>> BEGIN

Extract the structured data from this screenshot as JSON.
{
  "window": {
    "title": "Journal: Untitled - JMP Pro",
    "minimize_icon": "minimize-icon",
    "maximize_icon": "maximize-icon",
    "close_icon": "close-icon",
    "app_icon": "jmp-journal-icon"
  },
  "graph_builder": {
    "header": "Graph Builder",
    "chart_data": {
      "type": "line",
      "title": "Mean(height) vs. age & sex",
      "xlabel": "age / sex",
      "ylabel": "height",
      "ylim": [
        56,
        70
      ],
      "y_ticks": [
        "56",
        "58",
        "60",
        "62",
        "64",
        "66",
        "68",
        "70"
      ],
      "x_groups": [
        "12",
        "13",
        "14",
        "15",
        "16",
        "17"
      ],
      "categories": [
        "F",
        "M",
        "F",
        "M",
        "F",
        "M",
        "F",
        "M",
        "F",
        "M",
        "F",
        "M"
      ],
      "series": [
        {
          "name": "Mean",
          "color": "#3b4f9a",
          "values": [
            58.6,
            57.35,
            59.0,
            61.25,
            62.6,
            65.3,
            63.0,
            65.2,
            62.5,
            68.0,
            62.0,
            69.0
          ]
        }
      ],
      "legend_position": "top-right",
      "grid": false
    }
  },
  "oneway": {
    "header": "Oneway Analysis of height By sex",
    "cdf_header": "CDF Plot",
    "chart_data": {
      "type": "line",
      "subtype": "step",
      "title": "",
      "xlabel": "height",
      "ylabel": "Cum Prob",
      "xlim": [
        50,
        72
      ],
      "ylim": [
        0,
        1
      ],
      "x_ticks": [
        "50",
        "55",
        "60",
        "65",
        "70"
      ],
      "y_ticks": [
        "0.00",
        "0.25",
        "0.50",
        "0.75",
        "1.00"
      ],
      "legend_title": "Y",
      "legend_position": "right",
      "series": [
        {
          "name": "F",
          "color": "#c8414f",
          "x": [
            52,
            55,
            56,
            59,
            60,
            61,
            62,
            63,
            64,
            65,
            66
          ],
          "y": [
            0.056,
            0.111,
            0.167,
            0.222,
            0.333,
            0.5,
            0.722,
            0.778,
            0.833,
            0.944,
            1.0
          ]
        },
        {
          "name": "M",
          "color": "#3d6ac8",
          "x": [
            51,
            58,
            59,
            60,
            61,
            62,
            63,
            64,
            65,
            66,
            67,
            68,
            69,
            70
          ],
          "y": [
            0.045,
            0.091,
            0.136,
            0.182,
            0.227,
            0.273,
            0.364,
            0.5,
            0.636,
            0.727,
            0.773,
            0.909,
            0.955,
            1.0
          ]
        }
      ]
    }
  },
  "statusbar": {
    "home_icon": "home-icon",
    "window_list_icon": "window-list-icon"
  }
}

>> END

GOAL.
Write out the entire listing exactly.

THE RESPONSE.
Extract the structured data from this screenshot as JSON.
{
  "window": {
    "title": "Journal: Untitled - JMP Pro",
    "minimize_icon": "minimize-icon",
    "maximize_icon": "maximize-icon",
    "close_icon": "close-icon",
    "app_icon": "jmp-journal-icon"
  },
  "graph_builder": {
    "header": "Graph Builder",
    "chart_data": {
      "type": "line",
      "title": "Mean(height) vs. age & sex",
      "xlabel": "age / sex",
      "ylabel": "height",
      "ylim": [
        56,
        70
      ],
      "y_ticks": [
        "56",
        "58",
        "60",
        "62",
        "64",
        "66",
        "68",
        "70"
      ],
      "x_groups": [
        "12",
        "13",
        "14",
        "15",
        "16",
        "17"
      ],
      "categories": [
        "F",
        "M",
        "F",
        "M",
        "F",
        "M",
        "F",
        "M",
        "F",
        "M",
        "F",
        "M"
      ],
      "series": [
        {
          "name": "Mean",
          "color": "#3b4f9a",
          "values": [
            58.6,
            57.35,
            59.0,
            61.25,
            62.6,
            65.3,
            63.0,
            65.2,
            62.5,
            68.0,
            62.0,
            69.0
          ]
        }
      ],
      "legend_position": "top-right",
      "grid": false
    }
  },
  "oneway": {
    "header": "Oneway Analysis of height By sex",
    "cdf_header": "CDF Plot",
    "chart_data": {
      "type": "line",
      "subtype": "step",
      "title": "",
      "xlabel": "height",
      "ylabel": "Cum Prob",
      "xlim": [
        50,
        72
      ],
      "ylim": [
        0,
        1
      ],
      "x_ticks": [
        "50",
        "55",
        "60",
        "65",
        "70"
      ],
      "y_ticks": [
        "0.00",
        "0.25",
        "0.50",
        "0.75",
        "1.00"
      ],
      "legend_title": "Y",
      "legend_position": "right",
      "series": [
        {
          "name": "F",
          "color": "#c8414f",
          "x": [
            52,
            55,
            56,
            59,
            60,
            61,
            62,
            63,
            64,
            65,
            66
          ],
          "y": [
            0.056,
            0.111,
            0.167,
            0.222,
            0.333,
            0.5,
            0.722,
            0.778,
            0.833,
            0.944,
            1.0
          ]
        },
        {
          "name": "M",
          "color": "#3d6ac8",
          "x": [
            51,
            58,
            59,
            60,
            61,
            62,
            63,
            64,
            65,
            66,
            67,
            68,
            69,
            70
          ],
          "y": [
            0.045,
            0.091,
            0.136,
            0.182,
            0.227,
            0.273,
            0.364,
            0.5,
            0.636,
            0.727,
            0.773,
            0.909,
            0.955,
            1.0
          ]
        }
      ]
    }
  },
  "statusbar": {
    "home_icon": "home-icon",
    "window_list_icon": "window-list-icon"
  }
}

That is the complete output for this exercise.